» **Extracted material**:

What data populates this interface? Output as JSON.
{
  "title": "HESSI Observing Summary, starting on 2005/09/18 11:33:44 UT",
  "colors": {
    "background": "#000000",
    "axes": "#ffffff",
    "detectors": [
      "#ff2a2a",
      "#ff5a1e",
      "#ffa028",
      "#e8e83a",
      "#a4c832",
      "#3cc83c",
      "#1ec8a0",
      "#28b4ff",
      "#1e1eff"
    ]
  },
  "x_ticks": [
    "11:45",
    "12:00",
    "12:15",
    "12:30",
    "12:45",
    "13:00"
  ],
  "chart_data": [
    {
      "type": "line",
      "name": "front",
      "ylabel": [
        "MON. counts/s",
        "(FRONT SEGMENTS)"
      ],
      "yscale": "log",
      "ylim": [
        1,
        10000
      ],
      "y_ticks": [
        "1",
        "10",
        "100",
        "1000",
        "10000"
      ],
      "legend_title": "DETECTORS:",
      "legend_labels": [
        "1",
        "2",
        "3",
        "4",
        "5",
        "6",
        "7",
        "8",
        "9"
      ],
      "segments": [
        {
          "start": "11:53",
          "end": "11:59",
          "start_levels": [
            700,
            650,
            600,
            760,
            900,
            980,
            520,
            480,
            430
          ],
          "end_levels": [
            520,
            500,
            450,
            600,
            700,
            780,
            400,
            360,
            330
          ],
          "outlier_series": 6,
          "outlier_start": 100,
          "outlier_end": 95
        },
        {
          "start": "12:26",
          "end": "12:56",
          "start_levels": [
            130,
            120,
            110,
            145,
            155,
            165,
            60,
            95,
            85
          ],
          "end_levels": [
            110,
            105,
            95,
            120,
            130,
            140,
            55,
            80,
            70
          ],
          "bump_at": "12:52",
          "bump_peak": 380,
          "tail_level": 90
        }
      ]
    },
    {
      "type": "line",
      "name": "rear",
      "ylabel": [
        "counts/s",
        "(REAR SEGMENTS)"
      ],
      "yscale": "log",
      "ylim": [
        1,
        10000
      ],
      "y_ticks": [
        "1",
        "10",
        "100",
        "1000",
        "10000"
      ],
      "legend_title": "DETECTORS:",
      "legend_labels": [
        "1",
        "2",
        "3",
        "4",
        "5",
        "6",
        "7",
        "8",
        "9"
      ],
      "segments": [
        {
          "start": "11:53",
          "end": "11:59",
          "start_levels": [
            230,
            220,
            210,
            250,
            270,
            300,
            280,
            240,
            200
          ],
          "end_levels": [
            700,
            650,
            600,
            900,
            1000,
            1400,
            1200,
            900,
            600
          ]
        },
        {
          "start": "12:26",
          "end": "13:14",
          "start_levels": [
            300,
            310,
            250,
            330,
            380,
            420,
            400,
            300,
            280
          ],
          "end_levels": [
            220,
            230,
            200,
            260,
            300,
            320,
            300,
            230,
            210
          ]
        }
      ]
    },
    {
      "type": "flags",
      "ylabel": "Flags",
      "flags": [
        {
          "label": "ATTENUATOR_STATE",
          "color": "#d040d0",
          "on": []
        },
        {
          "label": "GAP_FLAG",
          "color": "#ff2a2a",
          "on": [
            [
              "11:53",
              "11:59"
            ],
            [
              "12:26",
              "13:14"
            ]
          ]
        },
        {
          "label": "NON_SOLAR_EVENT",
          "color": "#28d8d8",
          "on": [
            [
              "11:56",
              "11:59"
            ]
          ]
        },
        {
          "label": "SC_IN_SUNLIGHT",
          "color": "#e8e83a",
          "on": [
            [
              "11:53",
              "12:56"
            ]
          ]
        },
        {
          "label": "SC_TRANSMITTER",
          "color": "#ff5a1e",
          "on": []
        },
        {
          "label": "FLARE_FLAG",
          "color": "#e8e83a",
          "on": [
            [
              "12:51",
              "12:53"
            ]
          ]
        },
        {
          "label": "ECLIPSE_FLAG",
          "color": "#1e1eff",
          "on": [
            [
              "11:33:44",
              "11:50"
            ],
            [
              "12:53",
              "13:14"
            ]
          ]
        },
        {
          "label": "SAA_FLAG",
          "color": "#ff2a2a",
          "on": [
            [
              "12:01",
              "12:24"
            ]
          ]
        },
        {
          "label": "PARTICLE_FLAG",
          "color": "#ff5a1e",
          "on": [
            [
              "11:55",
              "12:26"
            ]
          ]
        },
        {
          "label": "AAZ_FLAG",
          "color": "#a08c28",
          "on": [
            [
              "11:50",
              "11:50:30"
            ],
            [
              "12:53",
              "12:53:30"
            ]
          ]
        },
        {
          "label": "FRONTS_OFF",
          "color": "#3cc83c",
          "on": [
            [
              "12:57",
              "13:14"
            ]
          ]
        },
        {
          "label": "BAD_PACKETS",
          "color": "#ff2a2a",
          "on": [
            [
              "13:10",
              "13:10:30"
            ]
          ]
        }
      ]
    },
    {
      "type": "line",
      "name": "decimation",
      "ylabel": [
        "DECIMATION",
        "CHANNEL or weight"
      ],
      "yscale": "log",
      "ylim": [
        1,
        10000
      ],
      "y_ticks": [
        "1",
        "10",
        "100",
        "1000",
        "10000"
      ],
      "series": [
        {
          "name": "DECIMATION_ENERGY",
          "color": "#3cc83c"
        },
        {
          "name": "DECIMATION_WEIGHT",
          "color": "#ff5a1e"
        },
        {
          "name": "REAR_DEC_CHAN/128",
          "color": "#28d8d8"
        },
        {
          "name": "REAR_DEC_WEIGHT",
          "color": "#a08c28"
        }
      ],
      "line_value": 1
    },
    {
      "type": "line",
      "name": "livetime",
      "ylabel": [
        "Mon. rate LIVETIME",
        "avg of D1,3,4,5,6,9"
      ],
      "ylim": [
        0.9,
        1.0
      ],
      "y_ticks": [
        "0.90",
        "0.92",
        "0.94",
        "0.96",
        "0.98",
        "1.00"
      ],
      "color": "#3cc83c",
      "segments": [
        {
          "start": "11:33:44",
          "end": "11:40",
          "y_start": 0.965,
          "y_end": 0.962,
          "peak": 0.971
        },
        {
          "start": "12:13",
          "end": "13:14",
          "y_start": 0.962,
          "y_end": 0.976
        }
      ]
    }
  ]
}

» **Problem requirements**:
Write out every record shown above, word for word.

» **Written solution**:
What data populates this interface? Output as JSON.
{
  "title": "HESSI Observing Summary, starting on 2005/09/18 11:33:44 UT",
  "colors": {
    "background": "#000000",
    "axes": "#ffffff",
    "detectors": [
      "#ff2a2a",
      "#ff5a1e",
      "#ffa028",
      "#e8e83a",
      "#a4c832",
      "#3cc83c",
      "#1ec8a0",
      "#28b4ff",
      "#1e1eff"
    ]
  },
  "x_ticks": [
    "11:45",
    "12:00",
    "12:15",
    "12:30",
    "12:45",
    "13:00"
  ],
  "chart_data": [
    {
      "type": "line",
      "name": "front",
      "ylabel": [
        "MON. counts/s",
        "(FRONT SEGMENTS)"
      ],
      "yscale": "log",
      "ylim": [
        1,
        10000
      ],
      "y_ticks": [
        "1",
        "10",
        "100",
        "1000",
        "10000"
      ],
      "legend_title": "DETECTORS:",
      "legend_labels": [
        "1",
        "2",
        "3",
        "4",
        "5",
        "6",
        "7",
        "8",
        "9"
      ],
      "segments": [
        {
          "start": "11:53",
          "end": "11:59",
          "start_levels": [
            700,
            650,
            600,
            760,
            900,
            980,
            520,
            480,
            430
          ],
          "end_levels": [
            520,
            500,
            450,
            600,
            700,
            780,
            400,
            360,
            330
          ],
          "outlier_series": 6,
          "outlier_start": 100,
          "outlier_end": 95
        },
        {
          "start": "12:26",
          "end": "12:56",
          "start_levels": [
            130,
            120,
            110,
            145,
            155,
            165,
            60,
            95,
            85
          ],
          "end_levels": [
            110,
            105,
            95,
            120,
            130,
            140,
            55,
            80,
            70
          ],
          "bump_at": "12:52",
          "bump_peak": 380,
          "tail_level": 90
        }
      ]
    },
    {
      "type": "line",
      "name": "rear",
      "ylabel": [
        "counts/s",
        "(REAR SEGMENTS)"
      ],
      "yscale": "log",
      "ylim": [
        1,
        10000
      ],
      "y_ticks": [
        "1",
        "10",
        "100",
        "1000",
        "10000"
      ],
      "legend_title": "DETECTORS:",
      "legend_labels": [
        "1",
        "2",
        "3",
        "4",
        "5",
        "6",
        "7",
        "8",
        "9"
      ],
      "segments": [
        {
          "start": "11:53",
          "end": "11:59",
          "start_levels": [
            230,
            220,
            210,
            250,
            270,
            300,
            280,
            240,
            200
          ],
          "end_levels": [
            700,
            650,
            600,
            900,
            1000,
            1400,
            1200,
            900,
            600
          ]
        },
        {
          "start": "12:26",
          "end": "13:14",
          "start_levels": [
            300,
            310,
            250,
            330,
            380,
            420,
            400,
            300,
            280
          ],
          "end_levels": [
            220,
            230,
            200,
            260,
            300,
            320,
            300,
            230,
            210
          ]
        }
      ]
    },
    {
      "type": "flags",
      "ylabel": "Flags",
      "flags": [
        {
          "label": "ATTENUATOR_STATE",
          "color": "#d040d0",
          "on": []
        },
        {
          "label": "GAP_FLAG",
          "color": "#ff2a2a",
          "on": [
            [
              "11:53",
              "11:59"
            ],
            [
              "12:26",
              "13:14"
            ]
          ]
        },
        {
          "label": "NON_SOLAR_EVENT",
          "color": "#28d8d8",
          "on": [
            [
              "11:56",
              "11:59"
            ]
          ]
        },
        {
          "label": "SC_IN_SUNLIGHT",
          "color": "#e8e83a",
          "on": [
            [
              "11:53",
              "12:56"
            ]
          ]
        },
        {
          "label": "SC_TRANSMITTER",
          "color": "#ff5a1e",
          "on": []
        },
        {
          "label": "FLARE_FLAG",
          "color": "#e8e83a",
          "on": [
            [
              "12:51",
              "12:53"
            ]
          ]
        },
        {
          "label": "ECLIPSE_FLAG",
          "color": "#1e1eff",
          "on": [
            [
              "11:33:44",
              "11:50"
            ],
            [
              "12:53",
              "13:14"
            ]
          ]
        },
        {
          "label": "SAA_FLAG",
          "color": "#ff2a2a",
          "on": [
            [
              "12:01",
              "12:24"
            ]
          ]
        },
        {
          "label": "PARTICLE_FLAG",
          "color": "#ff5a1e",
          "on": [
            [
              "11:55",
              "12:26"
            ]
          ]
        },
        {
          "label": "AAZ_FLAG",
          "color": "#a08c28",
          "on": [
            [
              "11:50",
              "11:50:30"
            ],
            [
              "12:53",
              "12:53:30"
            ]
          ]
        },
        {
          "label": "FRONTS_OFF",
          "color": "#3cc83c",
          "on": [
            [
              "12:57",
              "13:14"
            ]
          ]
        },
        {
          "label": "BAD_PACKETS",
          "color": "#ff2a2a",
          "on": [
            [
              "13:10",
              "13:10:30"
            ]
          ]
        }
      ]
    },
    {
      "type": "line",
      "name": "decimation",
      "ylabel": [
        "DECIMATION",
        "CHANNEL or weight"
      ],
      "yscale": "log",
      "ylim": [
        1,
        10000
      ],
      "y_ticks": [
        "1",
        "10",
        "100",
        "1000",
        "10000"
      ],
      "series": [
        {
          "name": "DECIMATION_ENERGY",
          "color": "#3cc83c"
        },
        {
          "name": "DECIMATION_WEIGHT",
          "color": "#ff5a1e"
        },
        {
          "name": "REAR_DEC_CHAN/128",
          "color": "#28d8d8"
        },
        {
          "name": "REAR_DEC_WEIGHT",
          "color": "#a08c28"
        }
      ],
      "line_value": 1
    },
    {
      "type": "line",
      "name": "livetime",
      "ylabel": [
        "Mon. rate LIVETIME",
        "avg of D1,3,4,5,6,9"
      ],
      "ylim": [
        0.9,
        1.0
      ],
      "y_ticks": [
        "0.90",
        "0.92",
        "0.94",
        "0.96",
        "0.98",
        "1.00"
      ],
      "color": "#3cc83c",
      "segments": [
        {
          "start": "11:33:44",
          "end": "11:40",
          "y_start": 0.965,
          "y_end": 0.962,
          "peak": 0.971
        },
        {
          "start": "12:13",
          "end": "13:14",
          "y_start": 0.962,
          "y_end": 0.976
        }
      ]
    }
  ]
}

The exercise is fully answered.